> [GIVEN ENTRIES]:
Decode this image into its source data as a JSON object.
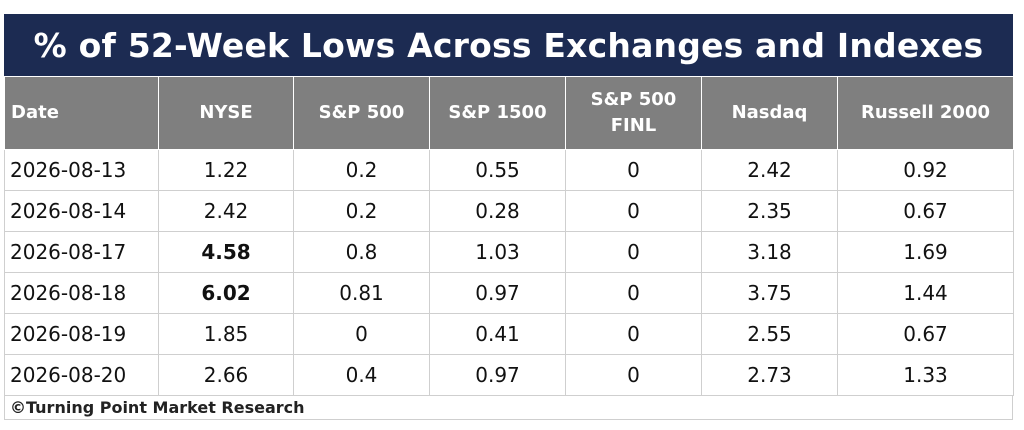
{
  "chart_data": {
    "type": "table",
    "title": "% of 52-Week Lows Across Exchanges and Indexes",
    "columns": [
      {
        "key": "date",
        "label": "Date",
        "line2": ""
      },
      {
        "key": "nyse",
        "label": "NYSE",
        "line2": ""
      },
      {
        "key": "sp500",
        "label": "S&P 500",
        "line2": ""
      },
      {
        "key": "sp1500",
        "label": "S&P 1500",
        "line2": ""
      },
      {
        "key": "sp500finl",
        "label": "S&P 500",
        "line2": "FINL"
      },
      {
        "key": "nasdaq",
        "label": "Nasdaq",
        "line2": ""
      },
      {
        "key": "russell2000",
        "label": "Russell 2000",
        "line2": ""
      }
    ],
    "rows": [
      {
        "date": "2026-08-13",
        "nyse": "1.22",
        "sp500": "0.2",
        "sp1500": "0.55",
        "sp500finl": "0",
        "nasdaq": "2.42",
        "russell2000": "0.92",
        "bold": []
      },
      {
        "date": "2026-08-14",
        "nyse": "2.42",
        "sp500": "0.2",
        "sp1500": "0.28",
        "sp500finl": "0",
        "nasdaq": "2.35",
        "russell2000": "0.67",
        "bold": []
      },
      {
        "date": "2026-08-17",
        "nyse": "4.58",
        "sp500": "0.8",
        "sp1500": "1.03",
        "sp500finl": "0",
        "nasdaq": "3.18",
        "russell2000": "1.69",
        "bold": [
          "nyse"
        ]
      },
      {
        "date": "2026-08-18",
        "nyse": "6.02",
        "sp500": "0.81",
        "sp1500": "0.97",
        "sp500finl": "0",
        "nasdaq": "3.75",
        "russell2000": "1.44",
        "bold": [
          "nyse"
        ]
      },
      {
        "date": "2026-08-19",
        "nyse": "1.85",
        "sp500": "0",
        "sp1500": "0.41",
        "sp500finl": "0",
        "nasdaq": "2.55",
        "russell2000": "0.67",
        "bold": []
      },
      {
        "date": "2026-08-20",
        "nyse": "2.66",
        "sp500": "0.4",
        "sp1500": "0.97",
        "sp500finl": "0",
        "nasdaq": "2.73",
        "russell2000": "1.33",
        "bold": []
      }
    ],
    "footer": "©Turning Point Market Research",
    "colors": {
      "title_background": "#1c2b52",
      "header_background": "#7f7f7f",
      "header_text": "#ffffff",
      "cell_border": "#cfcfcf"
    }
  }
}
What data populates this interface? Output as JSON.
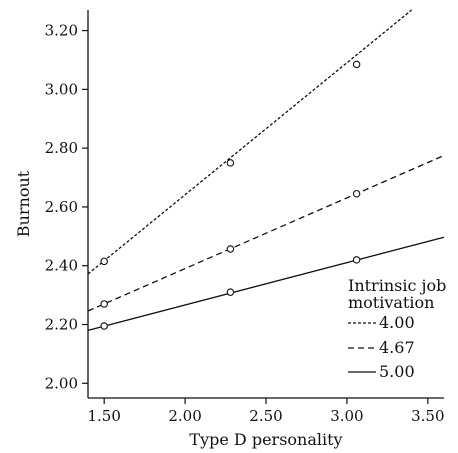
{
  "chart_data": {
    "type": "line",
    "title": "",
    "xlabel": "Type D personality",
    "ylabel": "Burnout",
    "xlim": [
      1.4,
      3.6
    ],
    "ylim": [
      1.95,
      3.27
    ],
    "x_ticks": [
      1.5,
      2.0,
      2.5,
      3.0,
      3.5
    ],
    "x_tick_labels": [
      "1.50",
      "2.00",
      "2.50",
      "3.00",
      "3.50"
    ],
    "y_ticks": [
      2.0,
      2.2,
      2.4,
      2.6,
      2.8,
      3.0,
      3.2
    ],
    "y_tick_labels": [
      "2.00",
      "2.20",
      "2.40",
      "2.60",
      "2.80",
      "3.00",
      "3.20"
    ],
    "grid": false,
    "legend": {
      "title": "Intrinsic job motivation",
      "title_lines": [
        "Intrinsic job",
        "motivation"
      ],
      "position": "bottom-right"
    },
    "series": [
      {
        "name": "4.00",
        "line_style": "dotted",
        "x": [
          1.5,
          2.28,
          3.06
        ],
        "y": [
          2.415,
          2.75,
          3.085
        ],
        "line_x": [
          1.4,
          3.4
        ],
        "line_y": [
          2.372,
          3.27
        ]
      },
      {
        "name": "4.67",
        "line_style": "dashed",
        "x": [
          1.5,
          2.28,
          3.06
        ],
        "y": [
          2.27,
          2.457,
          2.645
        ],
        "line_x": [
          1.4,
          3.6
        ],
        "line_y": [
          2.246,
          2.775
        ]
      },
      {
        "name": "5.00",
        "line_style": "solid",
        "x": [
          1.5,
          2.28,
          3.06
        ],
        "y": [
          2.195,
          2.31,
          2.42
        ],
        "line_x": [
          1.4,
          3.6
        ],
        "line_y": [
          2.18,
          2.497
        ]
      }
    ],
    "colors": {
      "line": "#111111",
      "background": "#ffffff"
    }
  }
}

> [PROBLEM DESCRIPTION]:
Your answer should be a single number: the count of lines that contain "Intrinsic".

> [ANSWER BELOW]:
2